Instructions to follow:
In the data below, find every line that has the string "name", and copy it.

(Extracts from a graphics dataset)
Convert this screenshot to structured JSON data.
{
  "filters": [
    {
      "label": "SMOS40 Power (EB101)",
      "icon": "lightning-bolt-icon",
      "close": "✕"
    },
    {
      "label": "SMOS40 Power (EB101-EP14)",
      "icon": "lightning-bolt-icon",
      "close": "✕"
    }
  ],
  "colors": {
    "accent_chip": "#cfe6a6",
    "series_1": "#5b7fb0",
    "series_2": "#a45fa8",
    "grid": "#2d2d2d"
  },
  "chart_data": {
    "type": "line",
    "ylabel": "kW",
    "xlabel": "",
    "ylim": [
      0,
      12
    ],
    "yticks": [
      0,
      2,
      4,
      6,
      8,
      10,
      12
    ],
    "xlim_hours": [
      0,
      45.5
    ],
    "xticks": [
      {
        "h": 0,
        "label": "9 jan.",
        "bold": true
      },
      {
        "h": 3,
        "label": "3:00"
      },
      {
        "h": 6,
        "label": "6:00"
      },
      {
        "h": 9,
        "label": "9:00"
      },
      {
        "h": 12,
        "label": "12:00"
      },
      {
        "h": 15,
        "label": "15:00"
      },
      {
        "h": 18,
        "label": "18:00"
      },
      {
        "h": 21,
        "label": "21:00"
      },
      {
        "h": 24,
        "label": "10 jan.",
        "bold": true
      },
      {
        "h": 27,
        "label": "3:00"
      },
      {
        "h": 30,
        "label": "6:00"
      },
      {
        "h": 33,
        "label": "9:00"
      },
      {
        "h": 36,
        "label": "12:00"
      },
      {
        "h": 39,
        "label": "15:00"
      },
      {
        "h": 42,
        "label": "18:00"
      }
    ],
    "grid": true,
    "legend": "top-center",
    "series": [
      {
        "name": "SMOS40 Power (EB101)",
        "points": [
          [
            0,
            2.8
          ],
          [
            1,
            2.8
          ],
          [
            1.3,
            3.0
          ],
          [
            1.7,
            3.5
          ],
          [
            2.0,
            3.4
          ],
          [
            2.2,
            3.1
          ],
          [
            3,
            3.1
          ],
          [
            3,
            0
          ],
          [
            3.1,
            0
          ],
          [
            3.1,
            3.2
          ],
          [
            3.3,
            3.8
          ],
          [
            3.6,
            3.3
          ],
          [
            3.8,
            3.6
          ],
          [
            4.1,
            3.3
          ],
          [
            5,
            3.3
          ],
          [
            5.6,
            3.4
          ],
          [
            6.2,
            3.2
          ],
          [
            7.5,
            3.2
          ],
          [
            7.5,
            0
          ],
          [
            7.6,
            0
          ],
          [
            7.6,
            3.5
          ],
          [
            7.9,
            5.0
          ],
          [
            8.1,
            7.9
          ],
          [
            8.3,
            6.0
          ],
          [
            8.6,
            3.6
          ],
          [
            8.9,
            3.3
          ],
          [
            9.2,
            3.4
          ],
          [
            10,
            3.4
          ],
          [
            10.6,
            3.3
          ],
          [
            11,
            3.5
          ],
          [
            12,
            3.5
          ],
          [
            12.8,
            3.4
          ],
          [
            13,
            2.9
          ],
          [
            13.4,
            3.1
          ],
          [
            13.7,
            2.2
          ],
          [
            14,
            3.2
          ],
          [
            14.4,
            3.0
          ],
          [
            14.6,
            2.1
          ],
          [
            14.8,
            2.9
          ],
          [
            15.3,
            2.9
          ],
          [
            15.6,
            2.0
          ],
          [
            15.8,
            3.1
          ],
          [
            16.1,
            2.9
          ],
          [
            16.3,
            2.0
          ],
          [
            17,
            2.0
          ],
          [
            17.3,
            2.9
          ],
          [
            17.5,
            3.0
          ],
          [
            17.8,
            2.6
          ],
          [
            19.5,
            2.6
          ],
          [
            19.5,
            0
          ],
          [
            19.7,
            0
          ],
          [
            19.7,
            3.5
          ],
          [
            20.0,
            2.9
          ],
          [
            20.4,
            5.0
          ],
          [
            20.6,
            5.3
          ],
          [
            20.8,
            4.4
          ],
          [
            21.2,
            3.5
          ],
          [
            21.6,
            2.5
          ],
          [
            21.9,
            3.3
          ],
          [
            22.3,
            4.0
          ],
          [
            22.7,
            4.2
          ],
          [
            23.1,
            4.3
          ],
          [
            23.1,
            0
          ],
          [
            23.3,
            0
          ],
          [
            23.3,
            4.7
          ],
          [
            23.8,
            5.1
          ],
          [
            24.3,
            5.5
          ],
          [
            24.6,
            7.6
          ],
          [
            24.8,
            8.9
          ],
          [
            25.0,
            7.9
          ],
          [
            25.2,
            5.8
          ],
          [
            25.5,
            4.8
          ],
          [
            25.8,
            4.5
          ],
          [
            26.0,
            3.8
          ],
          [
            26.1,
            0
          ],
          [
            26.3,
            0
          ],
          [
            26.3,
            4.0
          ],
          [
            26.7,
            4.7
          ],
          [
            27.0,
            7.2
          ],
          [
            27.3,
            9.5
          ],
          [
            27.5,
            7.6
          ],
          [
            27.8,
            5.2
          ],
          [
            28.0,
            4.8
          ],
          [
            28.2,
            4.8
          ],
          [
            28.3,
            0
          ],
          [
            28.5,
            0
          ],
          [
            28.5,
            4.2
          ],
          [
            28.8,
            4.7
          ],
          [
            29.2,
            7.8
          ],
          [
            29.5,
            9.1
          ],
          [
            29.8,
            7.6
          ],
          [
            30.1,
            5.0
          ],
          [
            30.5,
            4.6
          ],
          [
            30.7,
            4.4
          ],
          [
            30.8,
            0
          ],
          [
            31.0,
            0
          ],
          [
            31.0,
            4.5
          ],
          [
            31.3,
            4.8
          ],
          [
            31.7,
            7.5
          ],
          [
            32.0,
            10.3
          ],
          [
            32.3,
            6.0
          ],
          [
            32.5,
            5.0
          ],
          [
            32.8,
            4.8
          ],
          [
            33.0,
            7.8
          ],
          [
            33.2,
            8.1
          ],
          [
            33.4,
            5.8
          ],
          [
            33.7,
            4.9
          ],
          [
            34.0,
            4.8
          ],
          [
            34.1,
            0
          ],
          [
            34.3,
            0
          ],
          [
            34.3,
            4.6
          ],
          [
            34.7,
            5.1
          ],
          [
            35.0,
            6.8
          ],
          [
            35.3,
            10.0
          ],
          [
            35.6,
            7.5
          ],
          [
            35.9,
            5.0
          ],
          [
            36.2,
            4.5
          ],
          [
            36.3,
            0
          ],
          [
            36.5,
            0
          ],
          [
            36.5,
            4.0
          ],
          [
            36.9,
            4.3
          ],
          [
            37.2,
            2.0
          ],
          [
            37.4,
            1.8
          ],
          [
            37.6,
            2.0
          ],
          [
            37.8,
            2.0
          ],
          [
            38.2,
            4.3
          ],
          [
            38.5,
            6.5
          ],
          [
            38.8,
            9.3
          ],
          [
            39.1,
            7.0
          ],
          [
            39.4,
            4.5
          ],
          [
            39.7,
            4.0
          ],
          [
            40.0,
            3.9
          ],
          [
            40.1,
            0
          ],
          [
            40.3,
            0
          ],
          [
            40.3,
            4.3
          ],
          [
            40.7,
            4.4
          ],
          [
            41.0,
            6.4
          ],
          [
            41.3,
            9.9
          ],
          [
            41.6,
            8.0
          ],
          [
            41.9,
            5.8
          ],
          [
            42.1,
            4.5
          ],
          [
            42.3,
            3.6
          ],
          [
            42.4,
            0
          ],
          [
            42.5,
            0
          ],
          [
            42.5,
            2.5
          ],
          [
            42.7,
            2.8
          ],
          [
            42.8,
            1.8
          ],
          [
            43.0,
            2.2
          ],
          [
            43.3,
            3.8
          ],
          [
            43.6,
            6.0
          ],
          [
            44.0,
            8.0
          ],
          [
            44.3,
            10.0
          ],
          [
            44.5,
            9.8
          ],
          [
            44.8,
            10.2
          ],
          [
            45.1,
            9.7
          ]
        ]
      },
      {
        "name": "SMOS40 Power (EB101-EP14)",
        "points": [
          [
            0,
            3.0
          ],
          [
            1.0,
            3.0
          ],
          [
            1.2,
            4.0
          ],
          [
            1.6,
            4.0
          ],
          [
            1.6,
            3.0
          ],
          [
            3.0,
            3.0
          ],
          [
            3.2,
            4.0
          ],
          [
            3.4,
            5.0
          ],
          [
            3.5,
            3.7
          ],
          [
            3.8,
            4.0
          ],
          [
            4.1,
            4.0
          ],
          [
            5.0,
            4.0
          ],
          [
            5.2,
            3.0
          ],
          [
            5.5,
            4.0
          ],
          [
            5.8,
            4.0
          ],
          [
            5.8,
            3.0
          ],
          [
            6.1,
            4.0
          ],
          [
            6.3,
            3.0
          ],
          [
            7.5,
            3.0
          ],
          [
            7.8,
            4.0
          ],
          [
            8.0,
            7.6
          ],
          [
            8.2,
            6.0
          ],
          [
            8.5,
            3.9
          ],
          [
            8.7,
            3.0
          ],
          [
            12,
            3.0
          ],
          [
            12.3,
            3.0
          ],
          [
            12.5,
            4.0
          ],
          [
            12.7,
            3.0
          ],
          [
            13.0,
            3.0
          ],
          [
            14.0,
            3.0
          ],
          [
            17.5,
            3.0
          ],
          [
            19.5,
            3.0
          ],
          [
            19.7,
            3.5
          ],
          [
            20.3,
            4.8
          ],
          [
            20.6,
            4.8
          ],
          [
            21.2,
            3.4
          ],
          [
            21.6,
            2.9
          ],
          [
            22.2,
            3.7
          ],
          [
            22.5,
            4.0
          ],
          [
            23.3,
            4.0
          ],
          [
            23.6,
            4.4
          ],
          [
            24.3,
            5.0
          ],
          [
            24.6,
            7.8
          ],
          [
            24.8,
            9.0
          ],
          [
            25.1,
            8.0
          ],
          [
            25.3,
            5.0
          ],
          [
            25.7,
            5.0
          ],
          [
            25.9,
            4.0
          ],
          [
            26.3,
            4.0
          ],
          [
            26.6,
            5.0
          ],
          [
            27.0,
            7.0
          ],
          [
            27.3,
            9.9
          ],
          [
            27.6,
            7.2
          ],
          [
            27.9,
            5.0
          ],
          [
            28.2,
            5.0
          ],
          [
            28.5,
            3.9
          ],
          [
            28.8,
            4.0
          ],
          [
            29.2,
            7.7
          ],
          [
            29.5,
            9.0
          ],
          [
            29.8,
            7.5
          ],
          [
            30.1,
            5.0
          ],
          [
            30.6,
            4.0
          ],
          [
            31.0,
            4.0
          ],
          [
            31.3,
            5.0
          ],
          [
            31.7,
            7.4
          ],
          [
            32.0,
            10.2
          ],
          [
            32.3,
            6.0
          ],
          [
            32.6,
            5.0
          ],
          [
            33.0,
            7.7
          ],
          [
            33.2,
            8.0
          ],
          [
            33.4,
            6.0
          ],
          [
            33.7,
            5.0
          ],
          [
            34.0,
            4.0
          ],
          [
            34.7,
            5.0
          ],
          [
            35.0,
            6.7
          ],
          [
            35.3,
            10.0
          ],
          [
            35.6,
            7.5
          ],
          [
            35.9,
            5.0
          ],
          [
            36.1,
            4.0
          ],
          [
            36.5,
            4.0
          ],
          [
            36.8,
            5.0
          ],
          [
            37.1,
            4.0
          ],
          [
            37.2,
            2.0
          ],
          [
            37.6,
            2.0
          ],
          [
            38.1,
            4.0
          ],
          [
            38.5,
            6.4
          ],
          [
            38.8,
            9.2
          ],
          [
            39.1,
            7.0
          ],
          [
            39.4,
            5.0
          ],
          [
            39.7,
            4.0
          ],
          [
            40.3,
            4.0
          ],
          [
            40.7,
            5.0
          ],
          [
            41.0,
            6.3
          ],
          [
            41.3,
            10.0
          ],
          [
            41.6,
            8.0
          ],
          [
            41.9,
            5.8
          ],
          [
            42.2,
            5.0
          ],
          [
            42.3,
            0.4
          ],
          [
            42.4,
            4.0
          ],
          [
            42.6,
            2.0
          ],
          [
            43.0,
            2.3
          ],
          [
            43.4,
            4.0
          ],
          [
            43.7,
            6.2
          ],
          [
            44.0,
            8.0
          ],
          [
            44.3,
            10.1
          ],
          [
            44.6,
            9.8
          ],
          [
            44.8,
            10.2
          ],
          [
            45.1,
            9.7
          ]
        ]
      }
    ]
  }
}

Solution to this task:
        "name": "SMOS40 Power (EB101)",
        "name": "SMOS40 Power (EB101-EP14)",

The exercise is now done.